Dataset rows:

* * * * *

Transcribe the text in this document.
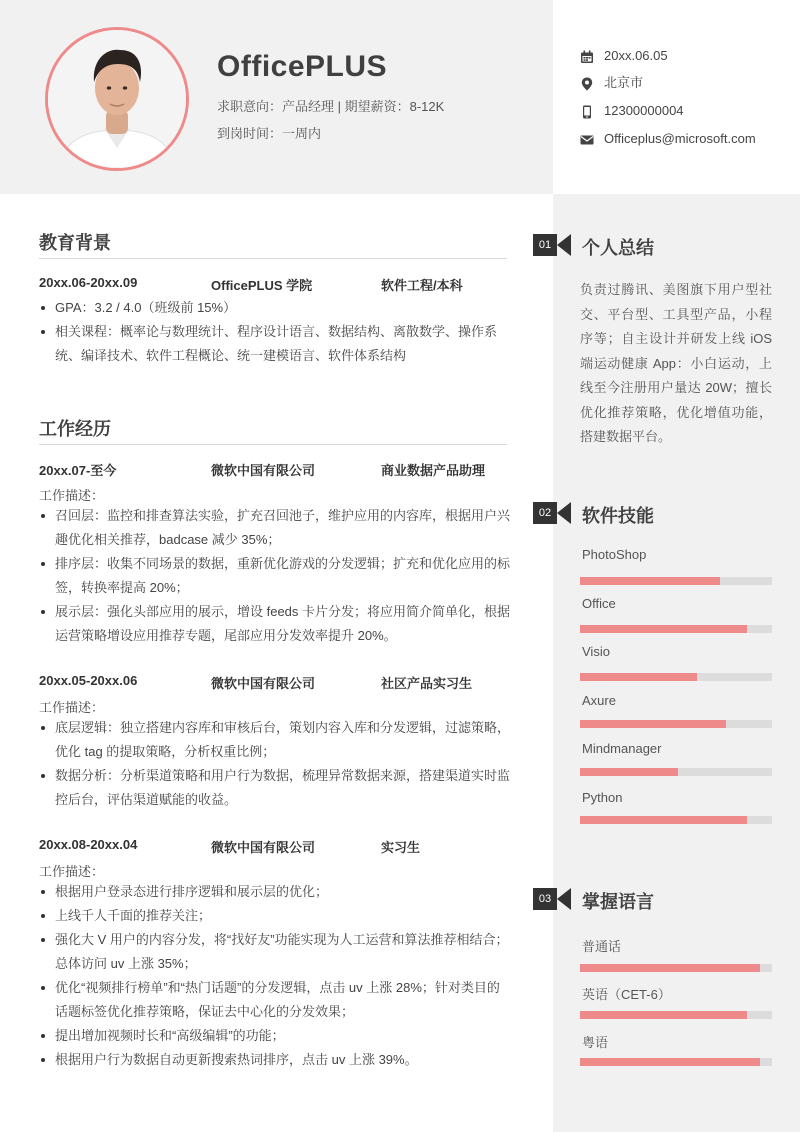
OfficePLUS
求职意向：产品经理 | 期望薪资：8-12K
到岗时间：一周内
20xx.06.05
北京市
12300000004
Officeplus@microsoft.com
教育背景
20xx.06-20xx.09	OfficePLUS 学院	软件工程/本科
GPA：3.2 / 4.0（班级前 15%）
相关课程：概率论与数理统计、程序设计语言、数据结构、离散数学、操作系统、编译技术、软件工程概论、统一建模语言、软件体系结构
工作经历
20xx.07-至今	微软中国有限公司	商业数据产品助理
工作描述：
召回层：监控和排查算法实验，扩充召回池子，维护应用的内容库，根据用户兴趣优化相关推荐，badcase 减少 35%；
排序层：收集不同场景的数据，重新优化游戏的分发逻辑；扩充和优化应用的标签，转换率提高 20%；
展示层：强化头部应用的展示，增设 feeds 卡片分发；将应用简介简单化，根据运营策略增设应用推荐专题，尾部应用分发效率提升 20%。
20xx.05-20xx.06	微软中国有限公司	社区产品实习生
工作描述：
底层逻辑：独立搭建内容库和审核后台，策划内容入库和分发逻辑，过滤策略，优化 tag 的提取策略，分析权重比例；
数据分析：分析渠道策略和用户行为数据，梳理异常数据来源，搭建渠道实时监控后台，评估渠道赋能的收益。
20xx.08-20xx.04	微软中国有限公司	实习生
工作描述：
根据用户登录态进行排序逻辑和展示层的优化；
上线千人千面的推荐关注；
强化大 V 用户的内容分发，将“找好友”功能实现为人工运营和算法推荐相结合；总体访问 uv 上涨 35%；
优化“视频排行榜单”和“热门话题”的分发逻辑，点击 uv 上涨 28%；针对类目的话题标签优化推荐策略，保证去中心化的分发效果；
提出增加视频时长和“高级编辑”的功能；
根据用户行为数据自动更新搜索热词排序，点击 uv 上涨 39%。
01	个人总结
负责过腾讯、美图旗下用户型社交、平台型、工具型产品，小程序等；自主设计并研发上线 iOS 端运动健康 App：小白运动，上线至今注册用户量达 20W；擅长优化推荐策略，优化增值功能，搭建数据平台。
02	软件技能
PhotoShop
Office
Visio
Axure
Mindmanager
Python
03	掌握语言
普通话
英语（CET-6）
粤语
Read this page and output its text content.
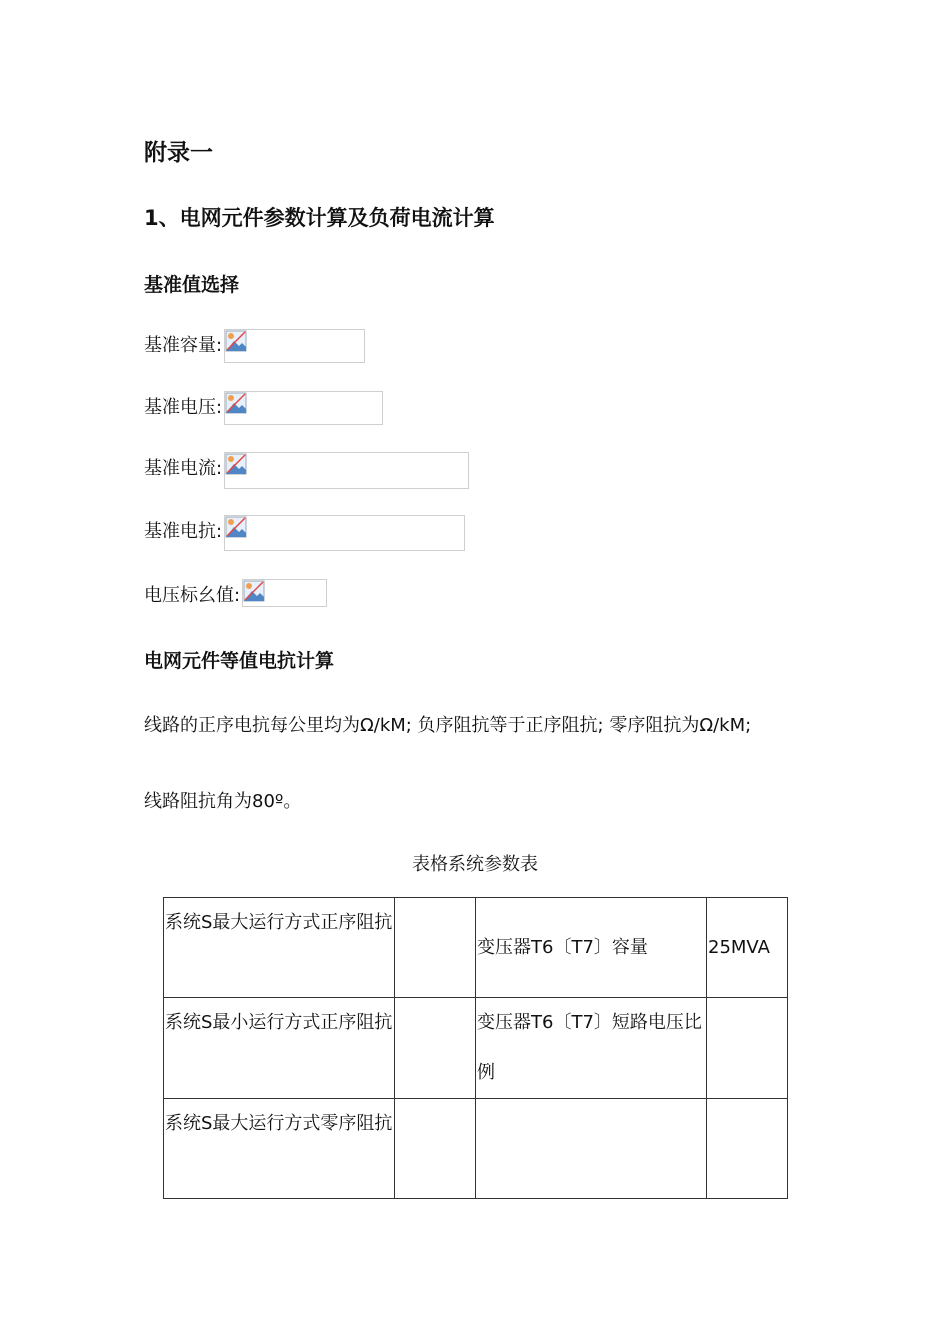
附录一
1、电网元件参数计算及负荷电流计算
基准值选择
基准容量:
基准电压:
基准电流:
基准电抗:
电压标幺值:
电网元件等值电抗计算

线路的正序电抗每公里均为Ω/kM; 负序阻抗等于正序阻抗; 零序阻抗为Ω/kM;

线路阻抗角为80º。

表格系统参数表
系统S最大运行方式正序阻抗		变压器T6〔T7〕容量	25MVA
系统S最小运行方式正序阻抗		变压器T6〔T7〕短路电压比例	
系统S最大运行方式零序阻抗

* * * * *

What is the number of lines that contain "微软中国有限公司"? Reply with that number alone.

● Final result:
3